** start **
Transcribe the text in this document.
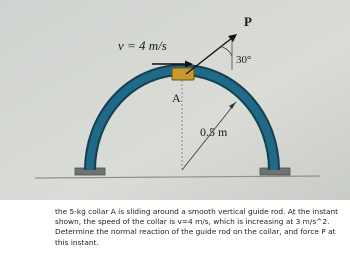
0.5 m
A
v = 4 m/s
P
30°
the 5-kg collar A is sliding around a smooth vertical guide rod. At the instant shown, the speed of the collar is v=4 m/s, which is increasing at 3 m/s^2. Determine the normal reaction of the guide rod on the collar, and force P at this instant.
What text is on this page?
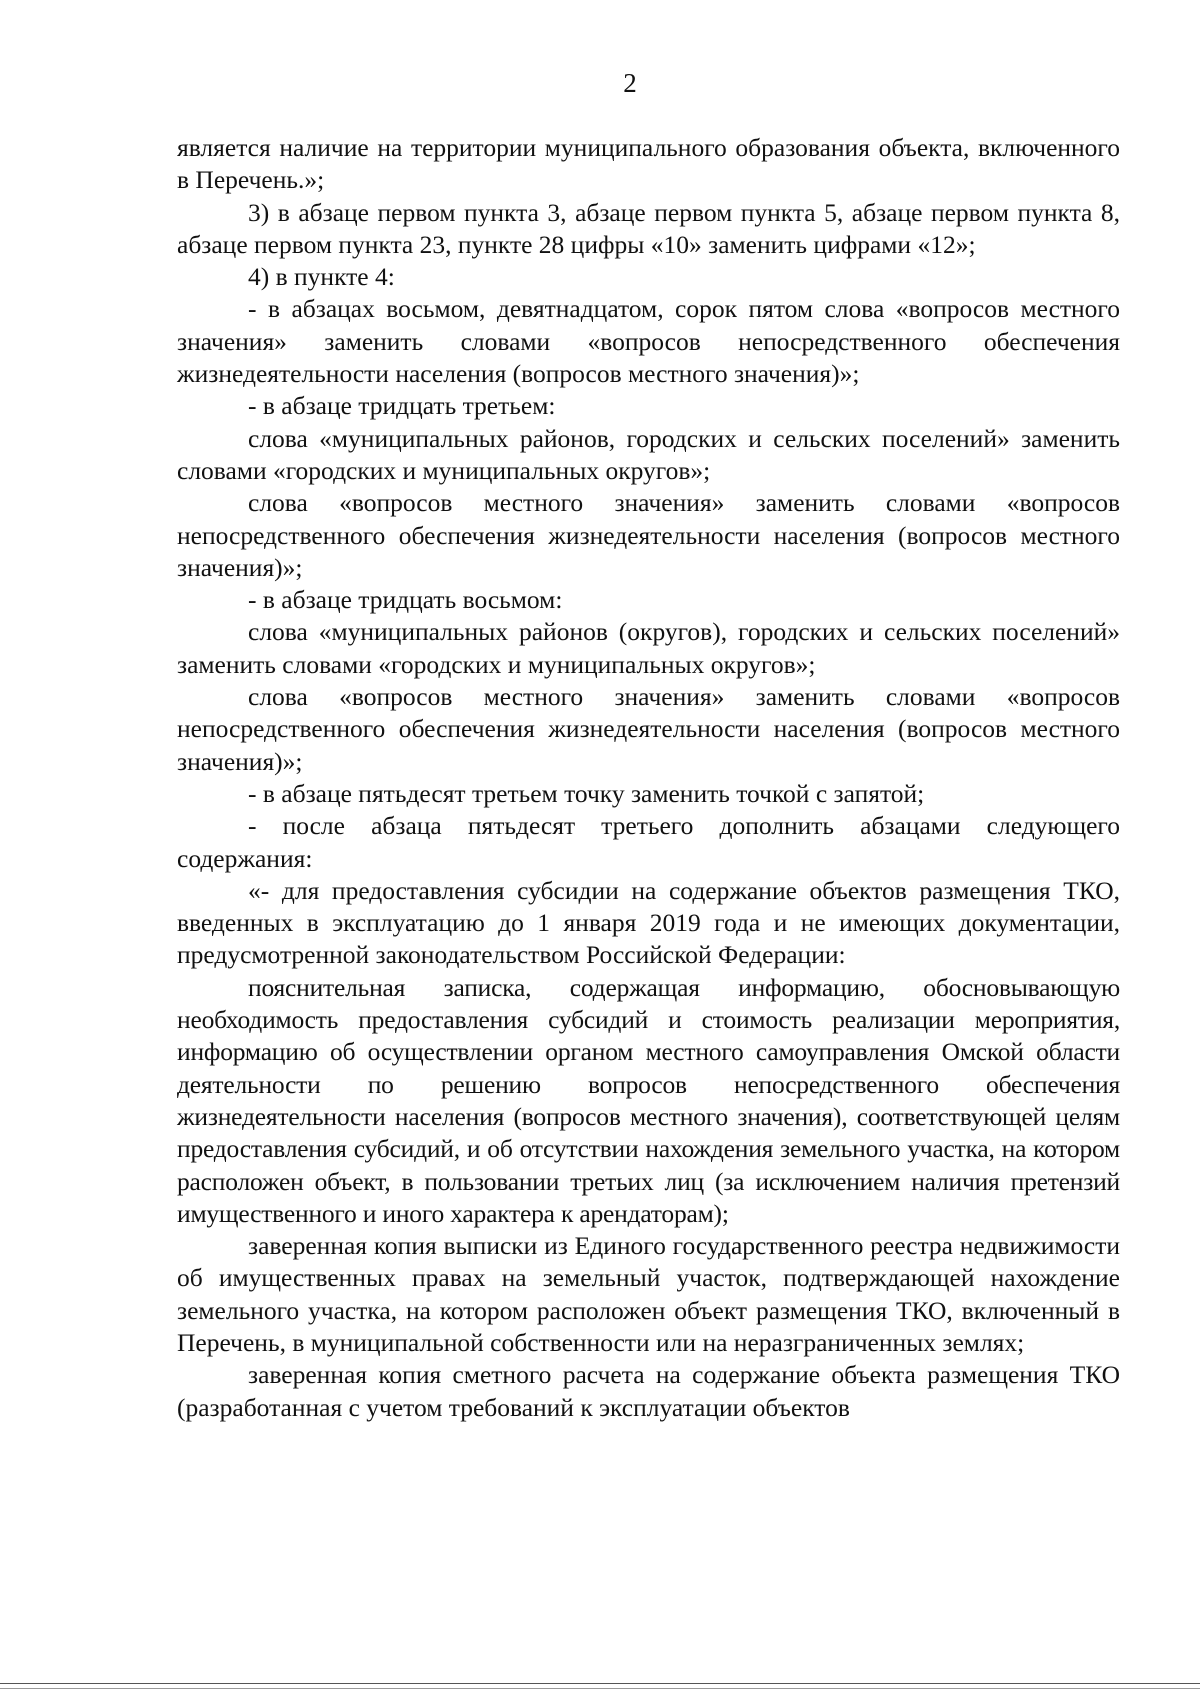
2

является наличие на территории муниципального образования объекта, включенного в Перечень.»;

3) в абзаце первом пункта 3, абзаце первом пункта 5, абзаце первом пункта 8, абзаце первом пункта 23, пункте 28 цифры «10» заменить цифрами «12»;

4) в пункте 4:

- в абзацах восьмом, девятнадцатом, сорок пятом слова «вопросов местного значения» заменить словами «вопросов непосредственного обеспечения жизнедеятельности населения (вопросов местного значения)»;

- в абзаце тридцать третьем:

слова «муниципальных районов, городских и сельских поселений» заменить словами «городских и муниципальных округов»;

слова «вопросов местного значения» заменить словами «вопросов непосредственного обеспечения жизнедеятельности населения (вопросов местного значения)»;

- в абзаце тридцать восьмом:

слова «муниципальных районов (округов), городских и сельских поселений» заменить словами «городских и муниципальных округов»;

слова «вопросов местного значения» заменить словами «вопросов непосредственного обеспечения жизнедеятельности населения (вопросов местного значения)»;

- в абзаце пятьдесят третьем точку заменить точкой с запятой;

- после абзаца пятьдесят третьего дополнить абзацами следующего содержания:

«- для предоставления субсидии на содержание объектов размещения ТКО, введенных в эксплуатацию до 1 января 2019 года и не имеющих документации, предусмотренной законодательством Российской Федерации:

пояснительная записка, содержащая информацию, обосновывающую необходимость предоставления субсидий и стоимость реализации мероприятия, информацию об осуществлении органом местного самоуправления Омской области деятельности по решению вопросов непосредственного обеспечения жизнедеятельности населения (вопросов местного значения), соответствующей целям предоставления субсидий, и об отсутствии нахождения земельного участка, на котором расположен объект, в пользовании третьих лиц (за исключением наличия претензий имущественного и иного характера к арендаторам);

заверенная копия выписки из Единого государственного реестра недвижимости об имущественных правах на земельный участок, подтверждающей нахождение земельного участка, на котором расположен объект размещения ТКО, включенный в Перечень, в муниципальной собственности или на неразграниченных землях;

заверенная копия сметного расчета на содержание объекта размещения ТКО (разработанная с учетом требований к эксплуатации объектов
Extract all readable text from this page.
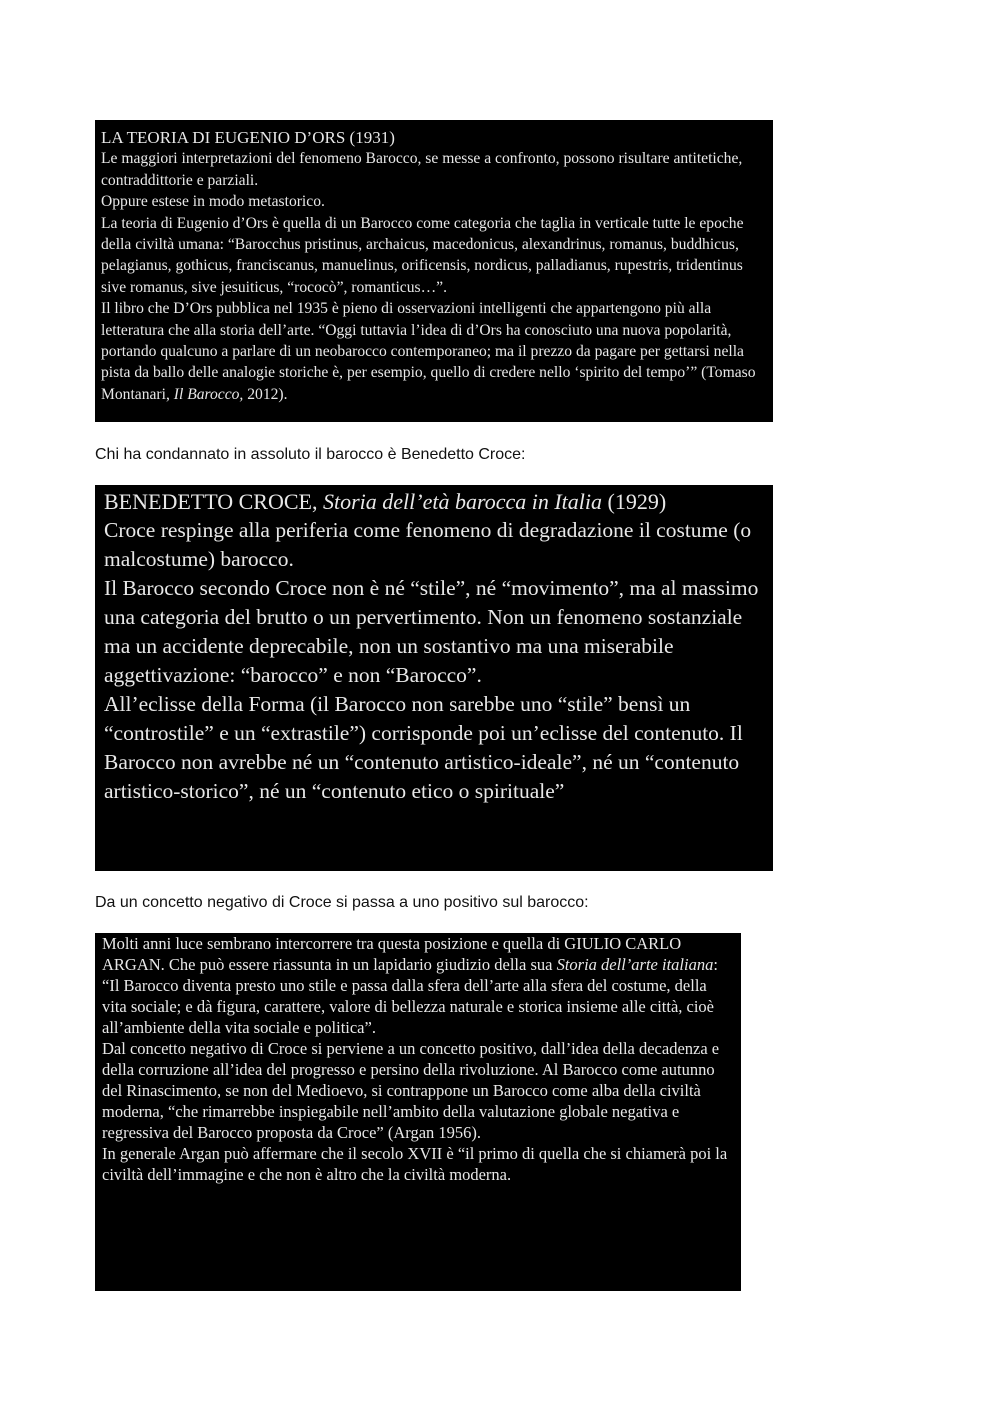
LA TEORIA DI EUGENIO D’ORS (1931)

Le maggiori interpretazioni del fenomeno Barocco, se messe a confronto, possono risultare antitetiche, contraddittorie e parziali.
Oppure estese in modo metastorico.
La teoria di Eugenio d’Ors è quella di un Barocco come categoria che taglia in verticale tutte le epoche della civiltà umana: “Barocchus pristinus, archaicus, macedonicus, alexandrinus, romanus, buddhicus, pelagianus, gothicus, franciscanus, manuelinus, orificensis, nordicus, palladianus, rupestris, tridentinus sive romanus, sive jesuiticus, “rococò”, romanticus…”.
Il libro che D’Ors pubblica nel 1935 è pieno di osservazioni intelligenti che appartengono più alla letteratura che alla storia dell’arte. “Oggi tuttavia l’idea di d’Ors ha conosciuto una nuova popolarità, portando qualcuno a parlare di un neobarocco contemporaneo; ma il prezzo da pagare per gettarsi nella pista da ballo delle analogie storiche è, per esempio, quello di credere nello ‘spirito del tempo’” (Tomaso Montanari, Il Barocco, 2012).

Chi ha condannato in assoluto il barocco è Benedetto Croce:

BENEDETTO CROCE, Storia dell’età barocca in Italia (1929)

Croce respinge alla periferia come fenomeno di degradazione il costume (o malcostume) barocco.
Il Barocco secondo Croce non è né “stile”, né “movimento”, ma al massimo una categoria del brutto o un pervertimento. Non un fenomeno sostanziale ma un accidente deprecabile, non un sostantivo ma una miserabile aggettivazione: “barocco” e non “Barocco”.
All’eclisse della Forma (il Barocco non sarebbe uno “stile” bensì un “controstile” e un “extrastile”) corrisponde poi un’eclisse del contenuto. Il Barocco non avrebbe né un “contenuto artistico-ideale”, né un “contenuto artistico-storico”, né un “contenuto etico o spirituale”

Da un concetto negativo di Croce si passa a uno positivo sul barocco:

Molti anni luce sembrano intercorrere tra questa posizione e quella di GIULIO CARLO ARGAN. Che può essere riassunta in un lapidario giudizio della sua Storia dell’arte italiana: “Il Barocco diventa presto uno stile e passa dalla sfera dell’arte alla sfera del costume, della vita sociale; e dà figura, carattere, valore di bellezza naturale e storica insieme alle città, cioè all’ambiente della vita sociale e politica”.
Dal concetto negativo di Croce si perviene a un concetto positivo, dall’idea della decadenza e della corruzione all’idea del progresso e persino della rivoluzione. Al Barocco come autunno del Rinascimento, se non del Medioevo, si contrappone un Barocco come alba della civiltà moderna, “che rimarrebbe inspiegabile nell’ambito della valutazione globale negativa e regressiva del Barocco proposta da Croce” (Argan 1956).
In generale Argan può affermare che il secolo XVII è “il primo di quella che si chiamerà poi la civiltà dell’immagine e che non è altro che la civiltà moderna.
** end **
## EXERCISE DIRECTIONS
Reproduce every record above exactly, but leave out the pictures.

## OUTPUT OF THE TASK
Transcribe the text in this document.
0.5 m
A
v = 4 m/s
P
30°
the 5-kg collar A is sliding around a smooth vertical guide rod. At the instant shown, the speed of the collar is v=4 m/s, which is increasing at 3 m/s^2. Determine the normal reaction of the guide rod on the collar, and force P at this instant.
What text is on this page?
2

является наличие на территории муниципального образования объекта, включенного в Перечень.»;

3) в абзаце первом пункта 3, абзаце первом пункта 5, абзаце первом пункта 8, абзаце первом пункта 23, пункте 28 цифры «10» заменить цифрами «12»;

4) в пункте 4:

- в абзацах восьмом, девятнадцатом, сорок пятом слова «вопросов местного значения» заменить словами «вопросов непосредственного обеспечения жизнедеятельности населения (вопросов местного значения)»;

- в абзаце тридцать третьем:

слова «муниципальных районов, городских и сельских поселений» заменить словами «городских и муниципальных округов»;

слова «вопросов местного значения» заменить словами «вопросов непосредственного обеспечения жизнедеятельности населения (вопросов местного значения)»;

- в абзаце тридцать восьмом:

слова «муниципальных районов (округов), городских и сельских поселений» заменить словами «городских и муниципальных округов»;

слова «вопросов местного значения» заменить словами «вопросов непосредственного обеспечения жизнедеятельности населения (вопросов местного значения)»;

- в абзаце пятьдесят третьем точку заменить точкой с запятой;

- после абзаца пятьдесят третьего дополнить абзацами следующего содержания:

«- для предоставления субсидии на содержание объектов размещения ТКО, введенных в эксплуатацию до 1 января 2019 года и не имеющих документации, предусмотренной законодательством Российской Федерации:

пояснительная записка, содержащая информацию, обосновывающую необходимость предоставления субсидий и стоимость реализации мероприятия, информацию об осуществлении органом местного самоуправления Омской области деятельности по решению вопросов непосредственного обеспечения жизнедеятельности населения (вопросов местного значения), соответствующей целям предоставления субсидий, и об отсутствии нахождения земельного участка, на котором расположен объект, в пользовании третьих лиц (за исключением наличия претензий имущественного и иного характера к арендаторам);

заверенная копия выписки из Единого государственного реестра недвижимости об имущественных правах на земельный участок, подтверждающей нахождение земельного участка, на котором расположен объект размещения ТКО, включенный в Перечень, в муниципальной собственности или на неразграниченных землях;

заверенная копия сметного расчета на содержание объекта размещения ТКО (разработанная с учетом требований к эксплуатации объектов
Extract all readable text from this page.
LA TEORIA DI EUGENIO D’ORS (1931)

Le maggiori interpretazioni del fenomeno Barocco, se messe a confronto, possono risultare antitetiche, contraddittorie e parziali.
Oppure estese in modo metastorico.
La teoria di Eugenio d’Ors è quella di un Barocco come categoria che taglia in verticale tutte le epoche della civiltà umana: “Barocchus pristinus, archaicus, macedonicus, alexandrinus, romanus, buddhicus, pelagianus, gothicus, franciscanus, manuelinus, orificensis, nordicus, palladianus, rupestris, tridentinus sive romanus, sive jesuiticus, “rococò”, romanticus…”.
Il libro che D’Ors pubblica nel 1935 è pieno di osservazioni intelligenti che appartengono più alla letteratura che alla storia dell’arte. “Oggi tuttavia l’idea di d’Ors ha conosciuto una nuova popolarità, portando qualcuno a parlare di un neobarocco contemporaneo; ma il prezzo da pagare per gettarsi nella pista da ballo delle analogie storiche è, per esempio, quello di credere nello ‘spirito del tempo’” (Tomaso Montanari, Il Barocco, 2012).

Chi ha condannato in assoluto il barocco è Benedetto Croce:

BENEDETTO CROCE, Storia dell’età barocca in Italia (1929)

Croce respinge alla periferia come fenomeno di degradazione il costume (o malcostume) barocco.
Il Barocco secondo Croce non è né “stile”, né “movimento”, ma al massimo una categoria del brutto o un pervertimento. Non un fenomeno sostanziale ma un accidente deprecabile, non un sostantivo ma una miserabile aggettivazione: “barocco” e non “Barocco”.
All’eclisse della Forma (il Barocco non sarebbe uno “stile” bensì un “controstile” e un “extrastile”) corrisponde poi un’eclisse del contenuto. Il Barocco non avrebbe né un “contenuto artistico-ideale”, né un “contenuto artistico-storico”, né un “contenuto etico o spirituale”

Da un concetto negativo di Croce si passa a uno positivo sul barocco:

Molti anni luce sembrano intercorrere tra questa posizione e quella di GIULIO CARLO ARGAN. Che può essere riassunta in un lapidario giudizio della sua Storia dell’arte italiana: “Il Barocco diventa presto uno stile e passa dalla sfera dell’arte alla sfera del costume, della vita sociale; e dà figura, carattere, valore di bellezza naturale e storica insieme alle città, cioè all’ambiente della vita sociale e politica”.
Dal concetto negativo di Croce si perviene a un concetto positivo, dall’idea della decadenza e della corruzione all’idea del progresso e persino della rivoluzione. Al Barocco come autunno del Rinascimento, se non del Medioevo, si contrappone un Barocco come alba della civiltà moderna, “che rimarrebbe inspiegabile nell’ambito della valutazione globale negativa e regressiva del Barocco proposta da Croce” (Argan 1956).
In generale Argan può affermare che il secolo XVII è “il primo di quella che si chiamerà poi la civiltà dell’immagine e che non è altro che la civiltà moderna.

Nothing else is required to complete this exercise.